• **Stated problem**: Using the records below, locate all lines containing "dress" and return them.

☆ ☆ ☆ ☆

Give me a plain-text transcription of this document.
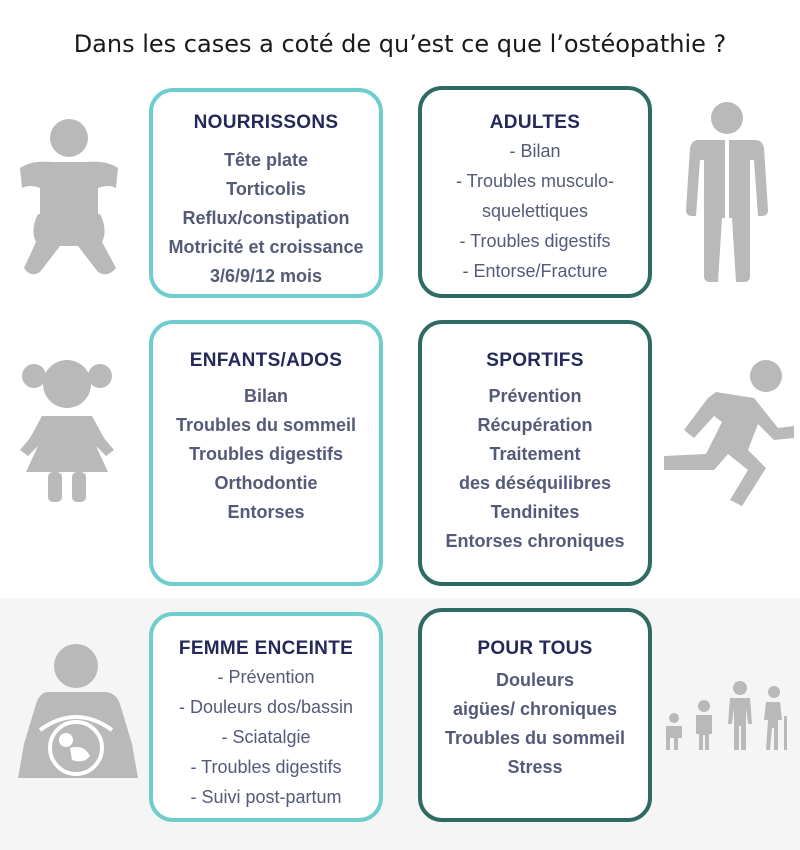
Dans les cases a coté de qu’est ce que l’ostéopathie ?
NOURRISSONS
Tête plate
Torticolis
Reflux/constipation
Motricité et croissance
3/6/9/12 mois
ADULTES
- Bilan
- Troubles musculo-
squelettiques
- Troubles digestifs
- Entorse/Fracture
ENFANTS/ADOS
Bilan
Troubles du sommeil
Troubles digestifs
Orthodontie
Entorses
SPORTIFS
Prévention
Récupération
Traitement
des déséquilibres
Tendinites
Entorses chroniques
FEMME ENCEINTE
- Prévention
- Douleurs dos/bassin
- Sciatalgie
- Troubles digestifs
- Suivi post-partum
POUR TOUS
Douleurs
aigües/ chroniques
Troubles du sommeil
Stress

☆ ☆ ☆ ☆

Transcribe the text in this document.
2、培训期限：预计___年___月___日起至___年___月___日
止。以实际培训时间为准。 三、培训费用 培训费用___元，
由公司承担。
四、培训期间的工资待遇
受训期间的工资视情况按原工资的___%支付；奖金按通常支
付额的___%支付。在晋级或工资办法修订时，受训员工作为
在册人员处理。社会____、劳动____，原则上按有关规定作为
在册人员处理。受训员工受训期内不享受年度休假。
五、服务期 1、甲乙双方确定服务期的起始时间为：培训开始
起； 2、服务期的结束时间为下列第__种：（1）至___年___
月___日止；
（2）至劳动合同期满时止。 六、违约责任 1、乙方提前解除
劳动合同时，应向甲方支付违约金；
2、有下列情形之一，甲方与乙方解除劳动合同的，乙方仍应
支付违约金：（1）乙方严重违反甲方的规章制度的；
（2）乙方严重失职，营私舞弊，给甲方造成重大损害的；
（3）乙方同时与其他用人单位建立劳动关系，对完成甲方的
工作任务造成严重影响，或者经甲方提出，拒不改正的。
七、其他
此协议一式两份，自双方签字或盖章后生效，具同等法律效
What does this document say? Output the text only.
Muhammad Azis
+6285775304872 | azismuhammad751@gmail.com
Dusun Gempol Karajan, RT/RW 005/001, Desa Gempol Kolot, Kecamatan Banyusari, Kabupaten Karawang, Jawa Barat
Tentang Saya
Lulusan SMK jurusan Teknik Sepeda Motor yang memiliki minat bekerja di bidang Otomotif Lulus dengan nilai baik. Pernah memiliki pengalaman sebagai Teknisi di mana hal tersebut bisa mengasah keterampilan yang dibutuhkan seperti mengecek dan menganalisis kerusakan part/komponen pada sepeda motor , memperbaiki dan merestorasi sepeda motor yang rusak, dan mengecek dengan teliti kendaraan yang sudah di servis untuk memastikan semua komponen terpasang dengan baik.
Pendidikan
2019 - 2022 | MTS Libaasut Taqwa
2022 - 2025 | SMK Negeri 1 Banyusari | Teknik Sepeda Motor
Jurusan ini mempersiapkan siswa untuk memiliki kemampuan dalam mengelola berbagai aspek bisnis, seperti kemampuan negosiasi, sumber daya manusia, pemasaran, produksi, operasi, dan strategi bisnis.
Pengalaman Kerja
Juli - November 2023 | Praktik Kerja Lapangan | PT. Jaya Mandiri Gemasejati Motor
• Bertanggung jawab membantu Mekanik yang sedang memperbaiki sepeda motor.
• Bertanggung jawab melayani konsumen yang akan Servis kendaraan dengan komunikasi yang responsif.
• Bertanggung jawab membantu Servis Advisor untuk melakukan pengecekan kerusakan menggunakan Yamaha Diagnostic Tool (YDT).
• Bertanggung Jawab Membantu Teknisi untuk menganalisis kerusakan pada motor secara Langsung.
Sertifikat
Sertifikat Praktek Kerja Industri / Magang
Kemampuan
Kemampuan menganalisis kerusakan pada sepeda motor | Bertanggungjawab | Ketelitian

☆ ☆ ☆ ☆

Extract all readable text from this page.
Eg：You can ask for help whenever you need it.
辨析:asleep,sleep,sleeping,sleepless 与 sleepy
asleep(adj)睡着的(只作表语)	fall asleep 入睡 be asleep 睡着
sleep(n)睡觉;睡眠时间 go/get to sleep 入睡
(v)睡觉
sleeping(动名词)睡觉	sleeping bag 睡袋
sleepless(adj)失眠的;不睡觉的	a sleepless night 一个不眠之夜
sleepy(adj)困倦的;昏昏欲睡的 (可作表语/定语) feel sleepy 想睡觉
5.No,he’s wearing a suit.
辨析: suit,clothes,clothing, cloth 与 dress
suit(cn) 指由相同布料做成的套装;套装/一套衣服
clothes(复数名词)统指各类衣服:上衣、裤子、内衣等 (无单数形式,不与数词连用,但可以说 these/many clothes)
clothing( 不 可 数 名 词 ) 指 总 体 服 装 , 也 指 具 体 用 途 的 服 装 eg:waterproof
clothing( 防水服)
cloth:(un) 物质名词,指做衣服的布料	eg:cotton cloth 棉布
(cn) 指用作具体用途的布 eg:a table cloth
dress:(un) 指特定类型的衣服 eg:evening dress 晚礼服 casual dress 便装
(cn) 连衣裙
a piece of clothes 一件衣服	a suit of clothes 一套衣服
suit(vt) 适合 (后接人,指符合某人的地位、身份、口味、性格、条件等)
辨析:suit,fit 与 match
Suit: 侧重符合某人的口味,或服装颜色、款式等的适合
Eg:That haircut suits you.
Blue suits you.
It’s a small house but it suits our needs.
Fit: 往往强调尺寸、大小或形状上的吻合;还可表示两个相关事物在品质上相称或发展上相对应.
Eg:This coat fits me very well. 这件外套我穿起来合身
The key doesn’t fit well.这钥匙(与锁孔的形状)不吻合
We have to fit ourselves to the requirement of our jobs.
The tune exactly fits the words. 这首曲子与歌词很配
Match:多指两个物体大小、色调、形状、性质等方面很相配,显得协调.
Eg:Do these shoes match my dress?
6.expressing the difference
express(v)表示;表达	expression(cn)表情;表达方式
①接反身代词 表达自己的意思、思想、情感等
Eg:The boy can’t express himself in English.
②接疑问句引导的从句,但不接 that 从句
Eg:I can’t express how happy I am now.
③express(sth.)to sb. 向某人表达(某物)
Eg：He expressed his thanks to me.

☆ ☆ ☆ ☆

• **Task result**:
辨析: suit,clothes,clothing, cloth 与 dress
dress:(un) 指特定类型的衣服 eg:evening dress 晚礼服 casual dress 便装
Eg:Do these shoes match my dress?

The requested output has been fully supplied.